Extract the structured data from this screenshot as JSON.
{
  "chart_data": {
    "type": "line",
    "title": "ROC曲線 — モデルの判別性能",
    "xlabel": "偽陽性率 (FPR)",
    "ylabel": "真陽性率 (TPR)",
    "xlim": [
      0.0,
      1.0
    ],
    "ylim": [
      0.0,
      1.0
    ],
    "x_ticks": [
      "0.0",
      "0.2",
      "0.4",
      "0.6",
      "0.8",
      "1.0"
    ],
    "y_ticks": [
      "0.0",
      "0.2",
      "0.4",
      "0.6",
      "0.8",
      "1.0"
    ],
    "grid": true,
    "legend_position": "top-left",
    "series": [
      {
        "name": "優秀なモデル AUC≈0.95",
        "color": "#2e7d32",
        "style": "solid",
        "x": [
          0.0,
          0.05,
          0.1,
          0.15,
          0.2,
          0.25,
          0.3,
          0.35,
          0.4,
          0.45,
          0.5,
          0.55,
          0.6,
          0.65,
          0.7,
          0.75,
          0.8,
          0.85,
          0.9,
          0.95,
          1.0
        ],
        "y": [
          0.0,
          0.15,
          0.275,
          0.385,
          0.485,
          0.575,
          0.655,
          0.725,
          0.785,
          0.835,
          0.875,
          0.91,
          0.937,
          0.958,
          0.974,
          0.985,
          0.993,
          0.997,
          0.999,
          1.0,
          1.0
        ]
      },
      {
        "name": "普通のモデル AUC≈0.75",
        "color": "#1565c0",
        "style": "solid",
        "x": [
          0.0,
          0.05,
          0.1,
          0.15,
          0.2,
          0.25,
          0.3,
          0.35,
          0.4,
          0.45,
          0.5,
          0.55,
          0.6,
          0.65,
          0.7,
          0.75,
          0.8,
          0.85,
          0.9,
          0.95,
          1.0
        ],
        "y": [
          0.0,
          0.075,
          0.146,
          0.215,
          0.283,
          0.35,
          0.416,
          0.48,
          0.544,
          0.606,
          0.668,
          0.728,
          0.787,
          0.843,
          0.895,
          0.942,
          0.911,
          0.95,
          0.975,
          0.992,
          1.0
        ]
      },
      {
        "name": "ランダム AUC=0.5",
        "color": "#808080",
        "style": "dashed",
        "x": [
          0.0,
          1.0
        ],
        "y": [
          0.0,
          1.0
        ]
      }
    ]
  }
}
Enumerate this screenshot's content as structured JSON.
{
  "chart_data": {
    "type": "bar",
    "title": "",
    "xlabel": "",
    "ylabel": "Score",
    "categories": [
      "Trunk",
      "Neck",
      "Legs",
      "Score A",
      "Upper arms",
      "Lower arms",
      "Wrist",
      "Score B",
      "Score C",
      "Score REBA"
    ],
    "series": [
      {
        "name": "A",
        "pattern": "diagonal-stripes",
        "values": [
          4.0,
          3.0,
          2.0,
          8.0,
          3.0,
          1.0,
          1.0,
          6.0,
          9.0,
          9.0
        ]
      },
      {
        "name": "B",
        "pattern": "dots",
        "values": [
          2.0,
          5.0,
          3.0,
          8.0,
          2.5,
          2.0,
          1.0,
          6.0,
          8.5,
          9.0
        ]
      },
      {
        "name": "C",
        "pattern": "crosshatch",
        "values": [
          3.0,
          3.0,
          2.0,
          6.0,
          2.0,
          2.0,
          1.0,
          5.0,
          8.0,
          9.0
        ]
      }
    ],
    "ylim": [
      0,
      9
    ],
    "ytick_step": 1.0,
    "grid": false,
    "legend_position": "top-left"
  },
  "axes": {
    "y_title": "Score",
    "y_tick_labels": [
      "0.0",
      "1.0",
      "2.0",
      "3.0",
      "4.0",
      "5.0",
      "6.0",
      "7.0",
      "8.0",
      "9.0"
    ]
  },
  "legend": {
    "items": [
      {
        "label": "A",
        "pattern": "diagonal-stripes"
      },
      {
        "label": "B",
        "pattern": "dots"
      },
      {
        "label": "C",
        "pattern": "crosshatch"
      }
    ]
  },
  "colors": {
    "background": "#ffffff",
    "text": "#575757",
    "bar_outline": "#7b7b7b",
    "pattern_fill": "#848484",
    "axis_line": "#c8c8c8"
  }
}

==========

## Work to complete
Set every line of the listing down word for word.

## Task answer
Extract the structured data from this screenshot as JSON.
{
  "chart_data": {
    "type": "line",
    "title": "ROC曲線 — モデルの判別性能",
    "xlabel": "偽陽性率 (FPR)",
    "ylabel": "真陽性率 (TPR)",
    "xlim": [
      0.0,
      1.0
    ],
    "ylim": [
      0.0,
      1.0
    ],
    "x_ticks": [
      "0.0",
      "0.2",
      "0.4",
      "0.6",
      "0.8",
      "1.0"
    ],
    "y_ticks": [
      "0.0",
      "0.2",
      "0.4",
      "0.6",
      "0.8",
      "1.0"
    ],
    "grid": true,
    "legend_position": "top-left",
    "series": [
      {
        "name": "優秀なモデル AUC≈0.95",
        "color": "#2e7d32",
        "style": "solid",
        "x": [
          0.0,
          0.05,
          0.1,
          0.15,
          0.2,
          0.25,
          0.3,
          0.35,
          0.4,
          0.45,
          0.5,
          0.55,
          0.6,
          0.65,
          0.7,
          0.75,
          0.8,
          0.85,
          0.9,
          0.95,
          1.0
        ],
        "y": [
          0.0,
          0.15,
          0.275,
          0.385,
          0.485,
          0.575,
          0.655,
          0.725,
          0.785,
          0.835,
          0.875,
          0.91,
          0.937,
          0.958,
          0.974,
          0.985,
          0.993,
          0.997,
          0.999,
          1.0,
          1.0
        ]
      },
      {
        "name": "普通のモデル AUC≈0.75",
        "color": "#1565c0",
        "style": "solid",
        "x": [
          0.0,
          0.05,
          0.1,
          0.15,
          0.2,
          0.25,
          0.3,
          0.35,
          0.4,
          0.45,
          0.5,
          0.55,
          0.6,
          0.65,
          0.7,
          0.75,
          0.8,
          0.85,
          0.9,
          0.95,
          1.0
        ],
        "y": [
          0.0,
          0.075,
          0.146,
          0.215,
          0.283,
          0.35,
          0.416,
          0.48,
          0.544,
          0.606,
          0.668,
          0.728,
          0.787,
          0.843,
          0.895,
          0.942,
          0.911,
          0.95,
          0.975,
          0.992,
          1.0
        ]
      },
      {
        "name": "ランダム AUC=0.5",
        "color": "#808080",
        "style": "dashed",
        "x": [
          0.0,
          1.0
        ],
        "y": [
          0.0,
          1.0
        ]
      }
    ]
  }
}
Enumerate this screenshot's content as structured JSON.
{
  "chart_data": {
    "type": "bar",
    "title": "",
    "xlabel": "",
    "ylabel": "Score",
    "categories": [
      "Trunk",
      "Neck",
      "Legs",
      "Score A",
      "Upper arms",
      "Lower arms",
      "Wrist",
      "Score B",
      "Score C",
      "Score REBA"
    ],
    "series": [
      {
        "name": "A",
        "pattern": "diagonal-stripes",
        "values": [
          4.0,
          3.0,
          2.0,
          8.0,
          3.0,
          1.0,
          1.0,
          6.0,
          9.0,
          9.0
        ]
      },
      {
        "name": "B",
        "pattern": "dots",
        "values": [
          2.0,
          5.0,
          3.0,
          8.0,
          2.5,
          2.0,
          1.0,
          6.0,
          8.5,
          9.0
        ]
      },
      {
        "name": "C",
        "pattern": "crosshatch",
        "values": [
          3.0,
          3.0,
          2.0,
          6.0,
          2.0,
          2.0,
          1.0,
          5.0,
          8.0,
          9.0
        ]
      }
    ],
    "ylim": [
      0,
      9
    ],
    "ytick_step": 1.0,
    "grid": false,
    "legend_position": "top-left"
  },
  "axes": {
    "y_title": "Score",
    "y_tick_labels": [
      "0.0",
      "1.0",
      "2.0",
      "3.0",
      "4.0",
      "5.0",
      "6.0",
      "7.0",
      "8.0",
      "9.0"
    ]
  },
  "legend": {
    "items": [
      {
        "label": "A",
        "pattern": "diagonal-stripes"
      },
      {
        "label": "B",
        "pattern": "dots"
      },
      {
        "label": "C",
        "pattern": "crosshatch"
      }
    ]
  },
  "colors": {
    "background": "#ffffff",
    "text": "#575757",
    "bar_outline": "#7b7b7b",
    "pattern_fill": "#848484",
    "axis_line": "#c8c8c8"
  }
}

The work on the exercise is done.